Give back the full listing verbatim, apart from its images.

MATERIAL TO PROCESS:
** start **

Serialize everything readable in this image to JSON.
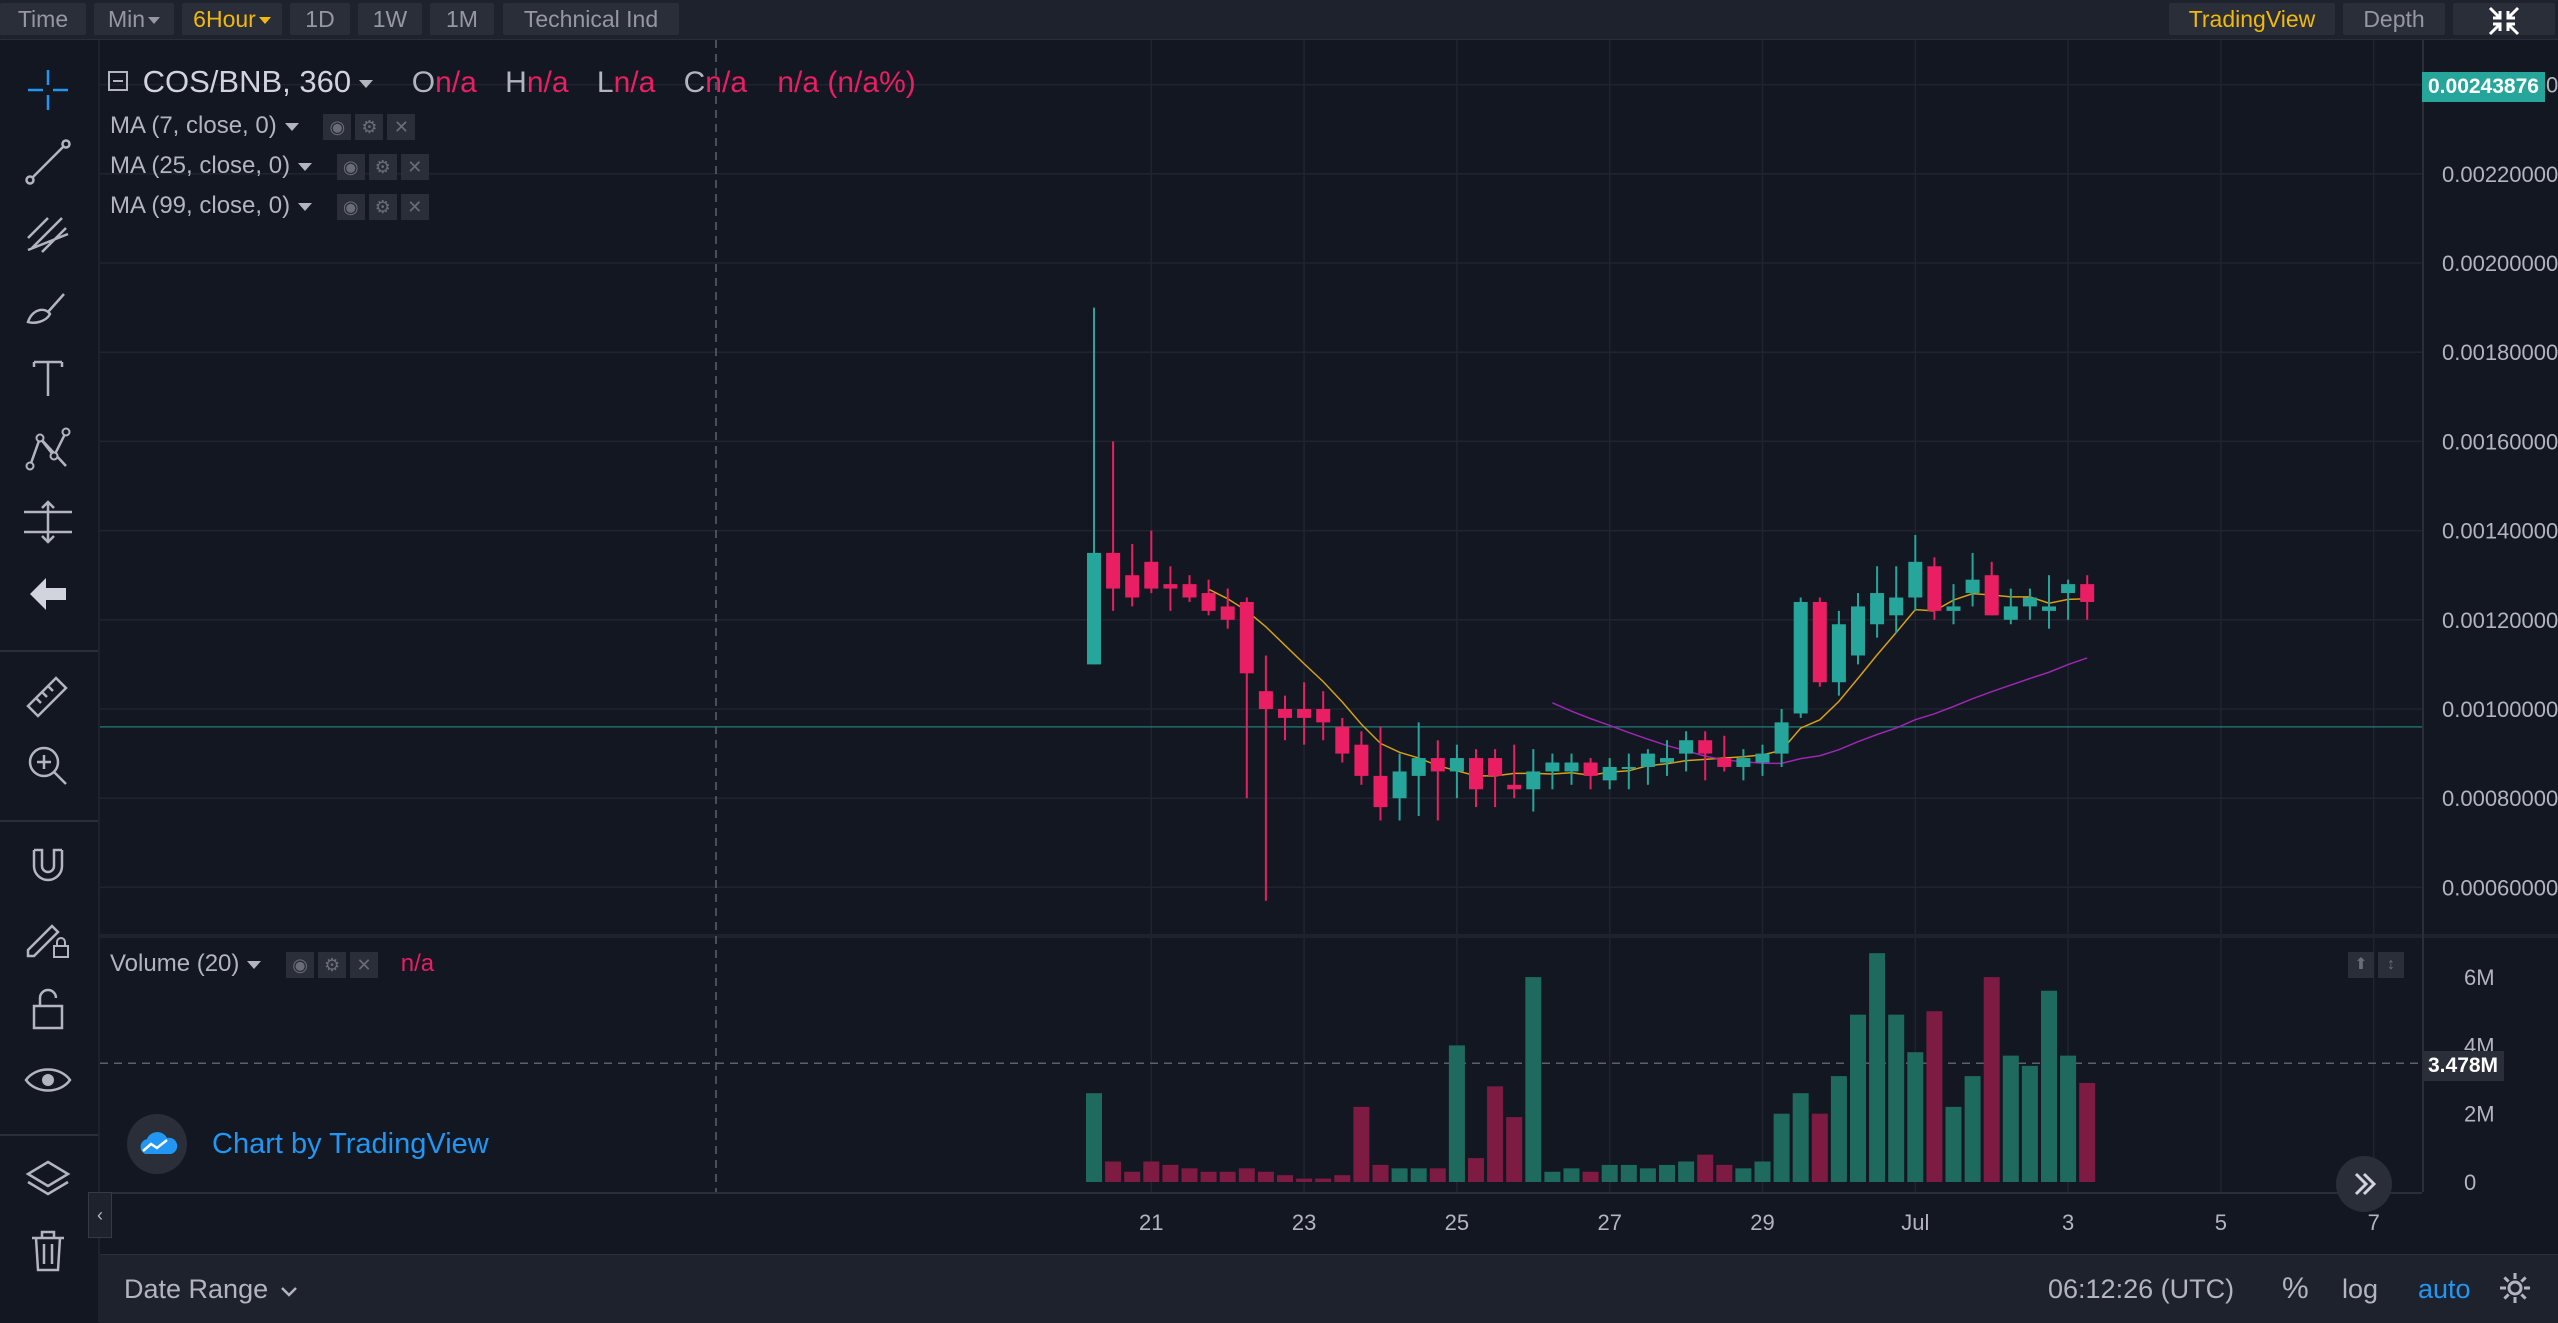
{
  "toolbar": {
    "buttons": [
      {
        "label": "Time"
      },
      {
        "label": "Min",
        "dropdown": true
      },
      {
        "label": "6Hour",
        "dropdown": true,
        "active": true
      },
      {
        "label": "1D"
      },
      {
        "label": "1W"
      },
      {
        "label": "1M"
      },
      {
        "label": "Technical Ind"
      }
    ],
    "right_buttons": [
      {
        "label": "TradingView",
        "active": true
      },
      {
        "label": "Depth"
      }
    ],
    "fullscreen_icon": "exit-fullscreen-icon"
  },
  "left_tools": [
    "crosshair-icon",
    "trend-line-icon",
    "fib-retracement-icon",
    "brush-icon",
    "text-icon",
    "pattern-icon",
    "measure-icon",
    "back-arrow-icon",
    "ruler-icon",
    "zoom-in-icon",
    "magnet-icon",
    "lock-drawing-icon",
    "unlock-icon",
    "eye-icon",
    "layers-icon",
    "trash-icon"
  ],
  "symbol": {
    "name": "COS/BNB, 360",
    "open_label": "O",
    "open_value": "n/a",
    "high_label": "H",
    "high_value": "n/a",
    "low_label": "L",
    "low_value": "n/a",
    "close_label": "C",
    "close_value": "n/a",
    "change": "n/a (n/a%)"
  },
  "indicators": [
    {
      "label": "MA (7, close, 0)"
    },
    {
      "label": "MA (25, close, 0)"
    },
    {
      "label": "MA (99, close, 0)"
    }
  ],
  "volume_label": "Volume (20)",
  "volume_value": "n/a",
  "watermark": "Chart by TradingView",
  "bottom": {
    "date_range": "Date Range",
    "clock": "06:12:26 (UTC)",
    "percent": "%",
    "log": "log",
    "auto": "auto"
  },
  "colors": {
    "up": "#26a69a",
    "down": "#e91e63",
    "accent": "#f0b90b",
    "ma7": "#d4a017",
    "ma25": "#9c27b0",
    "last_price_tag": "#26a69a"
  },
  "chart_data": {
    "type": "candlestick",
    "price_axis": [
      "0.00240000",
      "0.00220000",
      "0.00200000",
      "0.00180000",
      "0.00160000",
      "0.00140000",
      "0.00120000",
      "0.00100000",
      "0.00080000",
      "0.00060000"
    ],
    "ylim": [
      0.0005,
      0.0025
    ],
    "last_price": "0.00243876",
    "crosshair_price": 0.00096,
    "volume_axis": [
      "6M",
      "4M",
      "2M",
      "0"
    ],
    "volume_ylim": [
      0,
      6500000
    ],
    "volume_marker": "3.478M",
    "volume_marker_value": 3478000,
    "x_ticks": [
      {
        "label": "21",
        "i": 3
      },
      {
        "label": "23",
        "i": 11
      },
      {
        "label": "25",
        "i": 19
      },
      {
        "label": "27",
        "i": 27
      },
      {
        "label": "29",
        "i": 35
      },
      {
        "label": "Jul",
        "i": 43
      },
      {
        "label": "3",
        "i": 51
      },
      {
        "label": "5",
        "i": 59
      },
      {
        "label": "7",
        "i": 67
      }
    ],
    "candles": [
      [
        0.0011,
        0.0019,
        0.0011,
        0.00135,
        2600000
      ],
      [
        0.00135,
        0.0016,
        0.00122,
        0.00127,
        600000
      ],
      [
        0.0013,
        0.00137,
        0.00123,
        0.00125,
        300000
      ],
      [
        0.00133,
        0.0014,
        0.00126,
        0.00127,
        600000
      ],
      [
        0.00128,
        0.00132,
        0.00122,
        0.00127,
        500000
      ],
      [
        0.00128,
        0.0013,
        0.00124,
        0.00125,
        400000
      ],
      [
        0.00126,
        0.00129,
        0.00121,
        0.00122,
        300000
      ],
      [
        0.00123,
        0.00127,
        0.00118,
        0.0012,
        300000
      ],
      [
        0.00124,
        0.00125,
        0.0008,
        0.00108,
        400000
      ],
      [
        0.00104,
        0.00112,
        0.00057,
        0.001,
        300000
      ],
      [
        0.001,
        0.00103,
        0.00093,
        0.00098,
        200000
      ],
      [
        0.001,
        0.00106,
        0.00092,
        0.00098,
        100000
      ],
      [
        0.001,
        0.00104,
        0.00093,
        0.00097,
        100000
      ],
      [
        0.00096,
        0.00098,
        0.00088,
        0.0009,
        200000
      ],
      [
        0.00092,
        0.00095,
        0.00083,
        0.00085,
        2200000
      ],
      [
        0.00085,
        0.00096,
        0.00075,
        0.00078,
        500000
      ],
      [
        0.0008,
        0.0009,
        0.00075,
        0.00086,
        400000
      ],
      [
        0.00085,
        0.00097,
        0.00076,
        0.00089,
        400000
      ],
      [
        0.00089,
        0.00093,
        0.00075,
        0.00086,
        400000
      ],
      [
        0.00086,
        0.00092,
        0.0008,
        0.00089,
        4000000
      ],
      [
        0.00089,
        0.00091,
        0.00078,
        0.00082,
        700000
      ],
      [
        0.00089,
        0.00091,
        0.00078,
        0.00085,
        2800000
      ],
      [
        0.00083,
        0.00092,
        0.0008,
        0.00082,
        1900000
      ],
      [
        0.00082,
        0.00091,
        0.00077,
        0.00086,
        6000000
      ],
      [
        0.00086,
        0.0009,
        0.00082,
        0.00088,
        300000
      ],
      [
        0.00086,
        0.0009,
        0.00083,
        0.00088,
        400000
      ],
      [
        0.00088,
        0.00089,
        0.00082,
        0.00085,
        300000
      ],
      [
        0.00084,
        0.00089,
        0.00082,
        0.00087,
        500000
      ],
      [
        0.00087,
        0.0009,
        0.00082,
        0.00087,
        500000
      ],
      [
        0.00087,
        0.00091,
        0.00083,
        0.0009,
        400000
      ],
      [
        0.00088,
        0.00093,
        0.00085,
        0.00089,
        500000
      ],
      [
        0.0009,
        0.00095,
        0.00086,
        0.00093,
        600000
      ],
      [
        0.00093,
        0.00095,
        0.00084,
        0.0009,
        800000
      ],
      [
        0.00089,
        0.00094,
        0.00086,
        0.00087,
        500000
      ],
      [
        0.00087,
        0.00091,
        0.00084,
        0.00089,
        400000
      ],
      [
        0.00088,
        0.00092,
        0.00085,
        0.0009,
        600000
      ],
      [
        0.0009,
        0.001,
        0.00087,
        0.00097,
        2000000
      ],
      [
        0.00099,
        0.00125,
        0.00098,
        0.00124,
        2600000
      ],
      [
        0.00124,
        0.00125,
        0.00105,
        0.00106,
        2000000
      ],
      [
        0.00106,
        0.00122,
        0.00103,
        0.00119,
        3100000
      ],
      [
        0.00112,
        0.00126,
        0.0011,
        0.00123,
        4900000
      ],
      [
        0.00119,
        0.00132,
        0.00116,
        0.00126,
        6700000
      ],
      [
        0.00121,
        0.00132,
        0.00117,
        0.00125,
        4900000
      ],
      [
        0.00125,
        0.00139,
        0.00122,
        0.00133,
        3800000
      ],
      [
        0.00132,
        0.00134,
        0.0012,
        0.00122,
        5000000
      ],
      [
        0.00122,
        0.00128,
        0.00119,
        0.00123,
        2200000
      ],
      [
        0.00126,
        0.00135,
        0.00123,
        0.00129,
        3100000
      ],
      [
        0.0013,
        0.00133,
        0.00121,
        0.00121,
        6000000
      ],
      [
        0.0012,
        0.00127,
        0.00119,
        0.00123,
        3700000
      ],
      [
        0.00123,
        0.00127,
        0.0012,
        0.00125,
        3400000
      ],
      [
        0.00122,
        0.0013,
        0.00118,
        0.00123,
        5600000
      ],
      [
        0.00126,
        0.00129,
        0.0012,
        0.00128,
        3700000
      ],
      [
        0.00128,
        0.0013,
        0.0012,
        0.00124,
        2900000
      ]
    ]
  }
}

** end **

EXERCISE RESPONSE:
Serialize everything readable in this image to JSON.
{
  "toolbar": {
    "buttons": [
      {
        "label": "Time"
      },
      {
        "label": "Min",
        "dropdown": true
      },
      {
        "label": "6Hour",
        "dropdown": true,
        "active": true
      },
      {
        "label": "1D"
      },
      {
        "label": "1W"
      },
      {
        "label": "1M"
      },
      {
        "label": "Technical Ind"
      }
    ],
    "right_buttons": [
      {
        "label": "TradingView",
        "active": true
      },
      {
        "label": "Depth"
      }
    ],
    "fullscreen_icon": "exit-fullscreen-icon"
  },
  "left_tools": [
    "crosshair-icon",
    "trend-line-icon",
    "fib-retracement-icon",
    "brush-icon",
    "text-icon",
    "pattern-icon",
    "measure-icon",
    "back-arrow-icon",
    "ruler-icon",
    "zoom-in-icon",
    "magnet-icon",
    "lock-drawing-icon",
    "unlock-icon",
    "eye-icon",
    "layers-icon",
    "trash-icon"
  ],
  "symbol": {
    "name": "COS/BNB, 360",
    "open_label": "O",
    "open_value": "n/a",
    "high_label": "H",
    "high_value": "n/a",
    "low_label": "L",
    "low_value": "n/a",
    "close_label": "C",
    "close_value": "n/a",
    "change": "n/a (n/a%)"
  },
  "indicators": [
    {
      "label": "MA (7, close, 0)"
    },
    {
      "label": "MA (25, close, 0)"
    },
    {
      "label": "MA (99, close, 0)"
    }
  ],
  "volume_label": "Volume (20)",
  "volume_value": "n/a",
  "watermark": "Chart by TradingView",
  "bottom": {
    "date_range": "Date Range",
    "clock": "06:12:26 (UTC)",
    "percent": "%",
    "log": "log",
    "auto": "auto"
  },
  "colors": {
    "up": "#26a69a",
    "down": "#e91e63",
    "accent": "#f0b90b",
    "ma7": "#d4a017",
    "ma25": "#9c27b0",
    "last_price_tag": "#26a69a"
  },
  "chart_data": {
    "type": "candlestick",
    "price_axis": [
      "0.00240000",
      "0.00220000",
      "0.00200000",
      "0.00180000",
      "0.00160000",
      "0.00140000",
      "0.00120000",
      "0.00100000",
      "0.00080000",
      "0.00060000"
    ],
    "ylim": [
      0.0005,
      0.0025
    ],
    "last_price": "0.00243876",
    "crosshair_price": 0.00096,
    "volume_axis": [
      "6M",
      "4M",
      "2M",
      "0"
    ],
    "volume_ylim": [
      0,
      6500000
    ],
    "volume_marker": "3.478M",
    "volume_marker_value": 3478000,
    "x_ticks": [
      {
        "label": "21",
        "i": 3
      },
      {
        "label": "23",
        "i": 11
      },
      {
        "label": "25",
        "i": 19
      },
      {
        "label": "27",
        "i": 27
      },
      {
        "label": "29",
        "i": 35
      },
      {
        "label": "Jul",
        "i": 43
      },
      {
        "label": "3",
        "i": 51
      },
      {
        "label": "5",
        "i": 59
      },
      {
        "label": "7",
        "i": 67
      }
    ],
    "candles": [
      [
        0.0011,
        0.0019,
        0.0011,
        0.00135,
        2600000
      ],
      [
        0.00135,
        0.0016,
        0.00122,
        0.00127,
        600000
      ],
      [
        0.0013,
        0.00137,
        0.00123,
        0.00125,
        300000
      ],
      [
        0.00133,
        0.0014,
        0.00126,
        0.00127,
        600000
      ],
      [
        0.00128,
        0.00132,
        0.00122,
        0.00127,
        500000
      ],
      [
        0.00128,
        0.0013,
        0.00124,
        0.00125,
        400000
      ],
      [
        0.00126,
        0.00129,
        0.00121,
        0.00122,
        300000
      ],
      [
        0.00123,
        0.00127,
        0.00118,
        0.0012,
        300000
      ],
      [
        0.00124,
        0.00125,
        0.0008,
        0.00108,
        400000
      ],
      [
        0.00104,
        0.00112,
        0.00057,
        0.001,
        300000
      ],
      [
        0.001,
        0.00103,
        0.00093,
        0.00098,
        200000
      ],
      [
        0.001,
        0.00106,
        0.00092,
        0.00098,
        100000
      ],
      [
        0.001,
        0.00104,
        0.00093,
        0.00097,
        100000
      ],
      [
        0.00096,
        0.00098,
        0.00088,
        0.0009,
        200000
      ],
      [
        0.00092,
        0.00095,
        0.00083,
        0.00085,
        2200000
      ],
      [
        0.00085,
        0.00096,
        0.00075,
        0.00078,
        500000
      ],
      [
        0.0008,
        0.0009,
        0.00075,
        0.00086,
        400000
      ],
      [
        0.00085,
        0.00097,
        0.00076,
        0.00089,
        400000
      ],
      [
        0.00089,
        0.00093,
        0.00075,
        0.00086,
        400000
      ],
      [
        0.00086,
        0.00092,
        0.0008,
        0.00089,
        4000000
      ],
      [
        0.00089,
        0.00091,
        0.00078,
        0.00082,
        700000
      ],
      [
        0.00089,
        0.00091,
        0.00078,
        0.00085,
        2800000
      ],
      [
        0.00083,
        0.00092,
        0.0008,
        0.00082,
        1900000
      ],
      [
        0.00082,
        0.00091,
        0.00077,
        0.00086,
        6000000
      ],
      [
        0.00086,
        0.0009,
        0.00082,
        0.00088,
        300000
      ],
      [
        0.00086,
        0.0009,
        0.00083,
        0.00088,
        400000
      ],
      [
        0.00088,
        0.00089,
        0.00082,
        0.00085,
        300000
      ],
      [
        0.00084,
        0.00089,
        0.00082,
        0.00087,
        500000
      ],
      [
        0.00087,
        0.0009,
        0.00082,
        0.00087,
        500000
      ],
      [
        0.00087,
        0.00091,
        0.00083,
        0.0009,
        400000
      ],
      [
        0.00088,
        0.00093,
        0.00085,
        0.00089,
        500000
      ],
      [
        0.0009,
        0.00095,
        0.00086,
        0.00093,
        600000
      ],
      [
        0.00093,
        0.00095,
        0.00084,
        0.0009,
        800000
      ],
      [
        0.00089,
        0.00094,
        0.00086,
        0.00087,
        500000
      ],
      [
        0.00087,
        0.00091,
        0.00084,
        0.00089,
        400000
      ],
      [
        0.00088,
        0.00092,
        0.00085,
        0.0009,
        600000
      ],
      [
        0.0009,
        0.001,
        0.00087,
        0.00097,
        2000000
      ],
      [
        0.00099,
        0.00125,
        0.00098,
        0.00124,
        2600000
      ],
      [
        0.00124,
        0.00125,
        0.00105,
        0.00106,
        2000000
      ],
      [
        0.00106,
        0.00122,
        0.00103,
        0.00119,
        3100000
      ],
      [
        0.00112,
        0.00126,
        0.0011,
        0.00123,
        4900000
      ],
      [
        0.00119,
        0.00132,
        0.00116,
        0.00126,
        6700000
      ],
      [
        0.00121,
        0.00132,
        0.00117,
        0.00125,
        4900000
      ],
      [
        0.00125,
        0.00139,
        0.00122,
        0.00133,
        3800000
      ],
      [
        0.00132,
        0.00134,
        0.0012,
        0.00122,
        5000000
      ],
      [
        0.00122,
        0.00128,
        0.00119,
        0.00123,
        2200000
      ],
      [
        0.00126,
        0.00135,
        0.00123,
        0.00129,
        3100000
      ],
      [
        0.0013,
        0.00133,
        0.00121,
        0.00121,
        6000000
      ],
      [
        0.0012,
        0.00127,
        0.00119,
        0.00123,
        3700000
      ],
      [
        0.00123,
        0.00127,
        0.0012,
        0.00125,
        3400000
      ],
      [
        0.00122,
        0.0013,
        0.00118,
        0.00123,
        5600000
      ],
      [
        0.00126,
        0.00129,
        0.0012,
        0.00128,
        3700000
      ],
      [
        0.00128,
        0.0013,
        0.0012,
        0.00124,
        2900000
      ]
    ]
  }
}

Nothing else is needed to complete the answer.